*EXERCISE REQUIREMENTS*. Copy all the material below, exactly as it stands.
..........
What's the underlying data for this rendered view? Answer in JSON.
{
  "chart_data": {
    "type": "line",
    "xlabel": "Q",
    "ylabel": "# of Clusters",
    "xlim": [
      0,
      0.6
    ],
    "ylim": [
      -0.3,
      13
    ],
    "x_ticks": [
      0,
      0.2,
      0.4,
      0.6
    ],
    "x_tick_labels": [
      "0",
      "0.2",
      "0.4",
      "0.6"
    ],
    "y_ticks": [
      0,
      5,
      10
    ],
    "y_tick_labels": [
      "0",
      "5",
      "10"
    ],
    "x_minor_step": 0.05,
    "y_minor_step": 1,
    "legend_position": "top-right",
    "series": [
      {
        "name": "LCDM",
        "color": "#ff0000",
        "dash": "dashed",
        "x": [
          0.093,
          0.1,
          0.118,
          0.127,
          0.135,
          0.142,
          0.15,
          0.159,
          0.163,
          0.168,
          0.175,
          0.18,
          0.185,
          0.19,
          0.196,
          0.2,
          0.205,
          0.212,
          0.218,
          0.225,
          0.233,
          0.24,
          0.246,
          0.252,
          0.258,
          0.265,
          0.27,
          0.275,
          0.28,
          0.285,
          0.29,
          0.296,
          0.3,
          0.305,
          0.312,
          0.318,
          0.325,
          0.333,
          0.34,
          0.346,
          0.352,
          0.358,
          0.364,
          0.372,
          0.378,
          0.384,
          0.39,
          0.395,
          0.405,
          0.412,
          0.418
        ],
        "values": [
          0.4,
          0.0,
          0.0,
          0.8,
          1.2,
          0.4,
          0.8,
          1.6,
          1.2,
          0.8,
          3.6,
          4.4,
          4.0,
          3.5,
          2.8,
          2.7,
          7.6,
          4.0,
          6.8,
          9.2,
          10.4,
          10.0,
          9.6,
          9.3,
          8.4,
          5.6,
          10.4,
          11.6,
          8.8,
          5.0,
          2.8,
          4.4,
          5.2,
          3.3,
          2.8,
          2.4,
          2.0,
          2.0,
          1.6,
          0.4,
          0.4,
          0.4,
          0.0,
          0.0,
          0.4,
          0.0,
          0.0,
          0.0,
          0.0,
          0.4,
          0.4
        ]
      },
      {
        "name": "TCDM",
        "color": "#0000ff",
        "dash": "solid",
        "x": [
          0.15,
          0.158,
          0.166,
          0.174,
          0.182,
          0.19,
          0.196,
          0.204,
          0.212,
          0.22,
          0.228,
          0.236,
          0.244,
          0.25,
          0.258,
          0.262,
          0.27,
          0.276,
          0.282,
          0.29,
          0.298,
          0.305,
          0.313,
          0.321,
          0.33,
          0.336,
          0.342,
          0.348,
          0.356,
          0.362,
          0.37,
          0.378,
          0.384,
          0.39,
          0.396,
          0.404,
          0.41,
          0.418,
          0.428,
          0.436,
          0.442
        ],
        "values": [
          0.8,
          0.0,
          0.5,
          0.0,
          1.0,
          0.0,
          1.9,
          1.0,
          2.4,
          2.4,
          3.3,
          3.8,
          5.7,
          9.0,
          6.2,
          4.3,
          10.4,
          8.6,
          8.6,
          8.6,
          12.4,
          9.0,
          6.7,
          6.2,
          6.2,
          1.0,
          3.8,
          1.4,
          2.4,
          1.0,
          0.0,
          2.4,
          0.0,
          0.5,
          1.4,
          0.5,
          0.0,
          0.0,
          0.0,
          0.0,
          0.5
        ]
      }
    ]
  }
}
..........
*FULL RESPONSE*.
What's the underlying data for this rendered view? Answer in JSON.
{
  "chart_data": {
    "type": "line",
    "xlabel": "Q",
    "ylabel": "# of Clusters",
    "xlim": [
      0,
      0.6
    ],
    "ylim": [
      -0.3,
      13
    ],
    "x_ticks": [
      0,
      0.2,
      0.4,
      0.6
    ],
    "x_tick_labels": [
      "0",
      "0.2",
      "0.4",
      "0.6"
    ],
    "y_ticks": [
      0,
      5,
      10
    ],
    "y_tick_labels": [
      "0",
      "5",
      "10"
    ],
    "x_minor_step": 0.05,
    "y_minor_step": 1,
    "legend_position": "top-right",
    "series": [
      {
        "name": "LCDM",
        "color": "#ff0000",
        "dash": "dashed",
        "x": [
          0.093,
          0.1,
          0.118,
          0.127,
          0.135,
          0.142,
          0.15,
          0.159,
          0.163,
          0.168,
          0.175,
          0.18,
          0.185,
          0.19,
          0.196,
          0.2,
          0.205,
          0.212,
          0.218,
          0.225,
          0.233,
          0.24,
          0.246,
          0.252,
          0.258,
          0.265,
          0.27,
          0.275,
          0.28,
          0.285,
          0.29,
          0.296,
          0.3,
          0.305,
          0.312,
          0.318,
          0.325,
          0.333,
          0.34,
          0.346,
          0.352,
          0.358,
          0.364,
          0.372,
          0.378,
          0.384,
          0.39,
          0.395,
          0.405,
          0.412,
          0.418
        ],
        "values": [
          0.4,
          0.0,
          0.0,
          0.8,
          1.2,
          0.4,
          0.8,
          1.6,
          1.2,
          0.8,
          3.6,
          4.4,
          4.0,
          3.5,
          2.8,
          2.7,
          7.6,
          4.0,
          6.8,
          9.2,
          10.4,
          10.0,
          9.6,
          9.3,
          8.4,
          5.6,
          10.4,
          11.6,
          8.8,
          5.0,
          2.8,
          4.4,
          5.2,
          3.3,
          2.8,
          2.4,
          2.0,
          2.0,
          1.6,
          0.4,
          0.4,
          0.4,
          0.0,
          0.0,
          0.4,
          0.0,
          0.0,
          0.0,
          0.0,
          0.4,
          0.4
        ]
      },
      {
        "name": "TCDM",
        "color": "#0000ff",
        "dash": "solid",
        "x": [
          0.15,
          0.158,
          0.166,
          0.174,
          0.182,
          0.19,
          0.196,
          0.204,
          0.212,
          0.22,
          0.228,
          0.236,
          0.244,
          0.25,
          0.258,
          0.262,
          0.27,
          0.276,
          0.282,
          0.29,
          0.298,
          0.305,
          0.313,
          0.321,
          0.33,
          0.336,
          0.342,
          0.348,
          0.356,
          0.362,
          0.37,
          0.378,
          0.384,
          0.39,
          0.396,
          0.404,
          0.41,
          0.418,
          0.428,
          0.436,
          0.442
        ],
        "values": [
          0.8,
          0.0,
          0.5,
          0.0,
          1.0,
          0.0,
          1.9,
          1.0,
          2.4,
          2.4,
          3.3,
          3.8,
          5.7,
          9.0,
          6.2,
          4.3,
          10.4,
          8.6,
          8.6,
          8.6,
          12.4,
          9.0,
          6.7,
          6.2,
          6.2,
          1.0,
          3.8,
          1.4,
          2.4,
          1.0,
          0.0,
          2.4,
          0.0,
          0.5,
          1.4,
          0.5,
          0.0,
          0.0,
          0.0,
          0.0,
          0.5
        ]
      }
    ]
  }
}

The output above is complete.